[What you will do]
Find how many lines in the material hold the word "color", then state that number and nothing more.

[Data listing]
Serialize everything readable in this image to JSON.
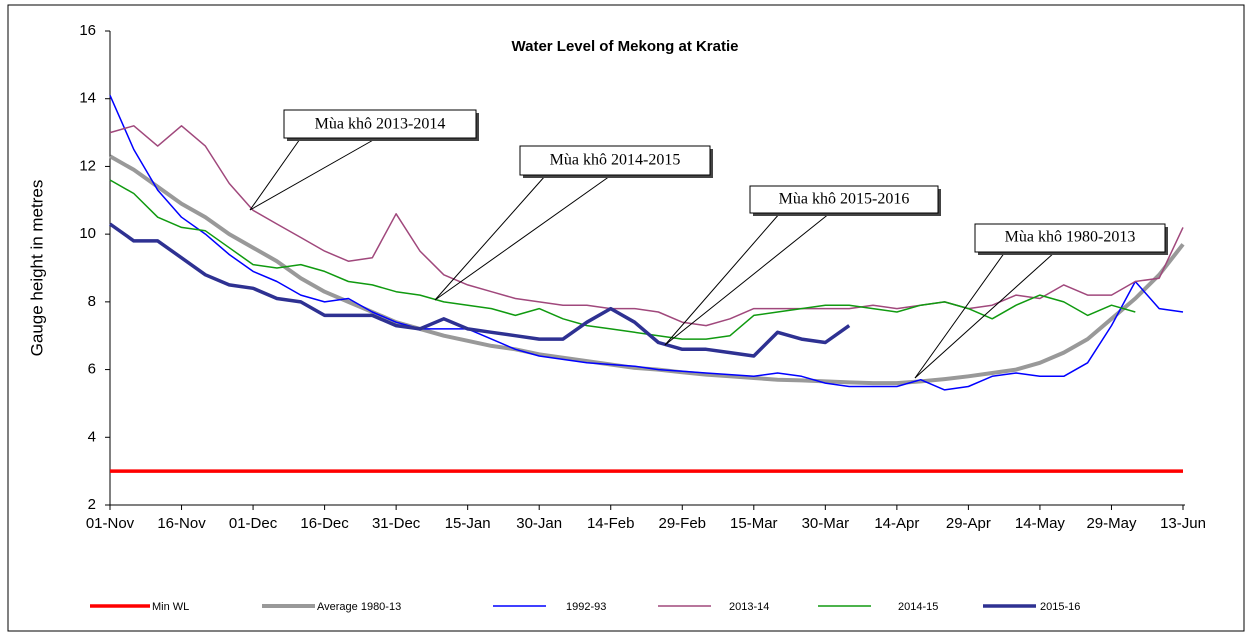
{
  "chart_data": {
    "type": "line",
    "title": "Water Level of Mekong at Kratie",
    "y_label": "Gauge height in metres",
    "categories": [
      "01-Nov",
      null,
      null,
      "16-Nov",
      null,
      null,
      "01-Dec",
      null,
      null,
      "16-Dec",
      null,
      null,
      "31-Dec",
      null,
      null,
      "15-Jan",
      null,
      null,
      "30-Jan",
      null,
      null,
      "14-Feb",
      null,
      null,
      "29-Feb",
      null,
      null,
      "15-Mar",
      null,
      null,
      "30-Mar",
      null,
      null,
      "14-Apr",
      null,
      null,
      "29-Apr",
      null,
      null,
      "14-May",
      null,
      null,
      "29-May",
      null,
      null,
      "13-Jun"
    ],
    "ylim": [
      2,
      16
    ],
    "yticks": [
      2,
      4,
      6,
      8,
      10,
      12,
      14,
      16
    ],
    "legend": "bottom",
    "series": [
      {
        "name": "Min WL",
        "color": "#ff0000",
        "width": 3.5,
        "values": [
          3,
          3,
          3,
          3,
          3,
          3,
          3,
          3,
          3,
          3,
          3,
          3,
          3,
          3,
          3,
          3,
          3,
          3,
          3,
          3,
          3,
          3,
          3,
          3,
          3,
          3,
          3,
          3,
          3,
          3,
          3,
          3,
          3,
          3,
          3,
          3,
          3,
          3,
          3,
          3,
          3,
          3,
          3,
          3,
          3,
          3
        ]
      },
      {
        "name": "Average 1980-13",
        "color": "#999999",
        "width": 4,
        "values": [
          12.3,
          11.9,
          11.4,
          10.9,
          10.5,
          10.0,
          9.6,
          9.2,
          8.7,
          8.3,
          8.0,
          7.7,
          7.4,
          7.2,
          7.0,
          6.85,
          6.7,
          6.6,
          6.45,
          6.35,
          6.25,
          6.15,
          6.05,
          6.0,
          5.92,
          5.85,
          5.8,
          5.75,
          5.7,
          5.68,
          5.65,
          5.62,
          5.6,
          5.6,
          5.65,
          5.72,
          5.8,
          5.9,
          6.0,
          6.2,
          6.5,
          6.9,
          7.5,
          8.1,
          8.8,
          9.7
        ]
      },
      {
        "name": "1992-93",
        "color": "#0000ff",
        "width": 1.5,
        "values": [
          14.1,
          12.5,
          11.3,
          10.5,
          10.0,
          9.4,
          8.9,
          8.6,
          8.2,
          8.0,
          8.1,
          7.7,
          7.4,
          7.2,
          7.2,
          7.2,
          6.9,
          6.6,
          6.4,
          6.3,
          6.2,
          6.15,
          6.1,
          6.0,
          5.95,
          5.9,
          5.85,
          5.8,
          5.9,
          5.8,
          5.6,
          5.5,
          5.5,
          5.5,
          5.7,
          5.4,
          5.5,
          5.8,
          5.9,
          5.8,
          5.8,
          6.2,
          7.3,
          8.6,
          7.8,
          7.7
        ]
      },
      {
        "name": "2013-14",
        "color": "#a0487c",
        "width": 1.5,
        "values": [
          13.0,
          13.2,
          12.6,
          13.2,
          12.6,
          11.5,
          10.7,
          10.3,
          9.9,
          9.5,
          9.2,
          9.3,
          10.6,
          9.5,
          8.8,
          8.5,
          8.3,
          8.1,
          8.0,
          7.9,
          7.9,
          7.8,
          7.8,
          7.7,
          7.4,
          7.3,
          7.5,
          7.8,
          7.8,
          7.8,
          7.8,
          7.8,
          7.9,
          7.8,
          7.9,
          8.0,
          7.8,
          7.9,
          8.2,
          8.1,
          8.5,
          8.2,
          8.2,
          8.6,
          8.7,
          10.2
        ]
      },
      {
        "name": "2014-15",
        "color": "#109a10",
        "width": 1.5,
        "values": [
          11.6,
          11.2,
          10.5,
          10.2,
          10.1,
          9.6,
          9.1,
          9.0,
          9.1,
          8.9,
          8.6,
          8.5,
          8.3,
          8.2,
          8.0,
          7.9,
          7.8,
          7.6,
          7.8,
          7.5,
          7.3,
          7.2,
          7.1,
          7.0,
          6.9,
          6.9,
          7.0,
          7.6,
          7.7,
          7.8,
          7.9,
          7.9,
          7.8,
          7.7,
          7.9,
          8.0,
          7.8,
          7.5,
          7.9,
          8.2,
          8.0,
          7.6,
          7.9,
          7.7,
          null,
          null
        ]
      },
      {
        "name": "2015-16",
        "color": "#2e3192",
        "width": 3.5,
        "values": [
          10.3,
          9.8,
          9.8,
          9.3,
          8.8,
          8.5,
          8.4,
          8.1,
          8.0,
          7.6,
          7.6,
          7.6,
          7.3,
          7.2,
          7.5,
          7.2,
          7.1,
          7.0,
          6.9,
          6.9,
          7.4,
          7.8,
          7.4,
          6.8,
          6.6,
          6.6,
          6.5,
          6.4,
          7.1,
          6.9,
          6.8,
          7.3,
          null,
          null,
          null,
          null,
          null,
          null,
          null,
          null,
          null,
          null,
          null,
          null,
          null,
          null
        ]
      }
    ],
    "annotations": [
      "Mùa khô 2013-2014",
      "Mùa khô 2014-2015",
      "Mùa khô 2015-2016",
      "Mùa khô 1980-2013"
    ]
  }
}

[Response to this exercise]
6